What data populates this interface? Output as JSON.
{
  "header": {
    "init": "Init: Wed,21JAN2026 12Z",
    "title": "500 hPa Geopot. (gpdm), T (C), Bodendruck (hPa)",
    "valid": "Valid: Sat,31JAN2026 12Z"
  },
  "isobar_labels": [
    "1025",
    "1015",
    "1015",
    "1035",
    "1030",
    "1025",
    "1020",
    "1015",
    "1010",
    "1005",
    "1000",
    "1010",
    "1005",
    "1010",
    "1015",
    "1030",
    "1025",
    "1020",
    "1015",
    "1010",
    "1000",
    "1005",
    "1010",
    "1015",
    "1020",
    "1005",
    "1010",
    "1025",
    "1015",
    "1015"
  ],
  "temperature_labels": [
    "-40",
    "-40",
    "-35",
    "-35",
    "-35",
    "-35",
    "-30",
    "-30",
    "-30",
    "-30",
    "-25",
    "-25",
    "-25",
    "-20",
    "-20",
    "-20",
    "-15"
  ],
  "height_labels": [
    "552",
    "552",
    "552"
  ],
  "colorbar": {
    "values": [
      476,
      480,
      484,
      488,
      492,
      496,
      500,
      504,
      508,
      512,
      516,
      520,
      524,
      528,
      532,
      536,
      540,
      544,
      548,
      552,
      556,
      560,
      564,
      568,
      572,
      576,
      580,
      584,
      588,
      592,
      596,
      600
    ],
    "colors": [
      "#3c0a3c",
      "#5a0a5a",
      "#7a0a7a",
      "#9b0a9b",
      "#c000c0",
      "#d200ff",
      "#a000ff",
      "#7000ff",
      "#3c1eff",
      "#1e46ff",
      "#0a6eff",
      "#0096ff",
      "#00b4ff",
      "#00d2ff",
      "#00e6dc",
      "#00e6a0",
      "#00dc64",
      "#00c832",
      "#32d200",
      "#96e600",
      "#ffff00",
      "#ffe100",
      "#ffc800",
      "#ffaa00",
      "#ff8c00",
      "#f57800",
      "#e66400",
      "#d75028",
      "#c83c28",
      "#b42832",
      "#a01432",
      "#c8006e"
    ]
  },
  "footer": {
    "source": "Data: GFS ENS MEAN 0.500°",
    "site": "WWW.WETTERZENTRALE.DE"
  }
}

---

--- WHAT TO PRODUCE ---
Make an exact copy of the material above.

--- WRITTEN SOLUTION ---
What data populates this interface? Output as JSON.
{
  "header": {
    "init": "Init: Wed,21JAN2026 12Z",
    "title": "500 hPa Geopot. (gpdm), T (C), Bodendruck (hPa)",
    "valid": "Valid: Sat,31JAN2026 12Z"
  },
  "isobar_labels": [
    "1025",
    "1015",
    "1015",
    "1035",
    "1030",
    "1025",
    "1020",
    "1015",
    "1010",
    "1005",
    "1000",
    "1010",
    "1005",
    "1010",
    "1015",
    "1030",
    "1025",
    "1020",
    "1015",
    "1010",
    "1000",
    "1005",
    "1010",
    "1015",
    "1020",
    "1005",
    "1010",
    "1025",
    "1015",
    "1015"
  ],
  "temperature_labels": [
    "-40",
    "-40",
    "-35",
    "-35",
    "-35",
    "-35",
    "-30",
    "-30",
    "-30",
    "-30",
    "-25",
    "-25",
    "-25",
    "-20",
    "-20",
    "-20",
    "-15"
  ],
  "height_labels": [
    "552",
    "552",
    "552"
  ],
  "colorbar": {
    "values": [
      476,
      480,
      484,
      488,
      492,
      496,
      500,
      504,
      508,
      512,
      516,
      520,
      524,
      528,
      532,
      536,
      540,
      544,
      548,
      552,
      556,
      560,
      564,
      568,
      572,
      576,
      580,
      584,
      588,
      592,
      596,
      600
    ],
    "colors": [
      "#3c0a3c",
      "#5a0a5a",
      "#7a0a7a",
      "#9b0a9b",
      "#c000c0",
      "#d200ff",
      "#a000ff",
      "#7000ff",
      "#3c1eff",
      "#1e46ff",
      "#0a6eff",
      "#0096ff",
      "#00b4ff",
      "#00d2ff",
      "#00e6dc",
      "#00e6a0",
      "#00dc64",
      "#00c832",
      "#32d200",
      "#96e600",
      "#ffff00",
      "#ffe100",
      "#ffc800",
      "#ffaa00",
      "#ff8c00",
      "#f57800",
      "#e66400",
      "#d75028",
      "#c83c28",
      "#b42832",
      "#a01432",
      "#c8006e"
    ]
  },
  "footer": {
    "source": "Data: GFS ENS MEAN 0.500°",
    "site": "WWW.WETTERZENTRALE.DE"
  }
}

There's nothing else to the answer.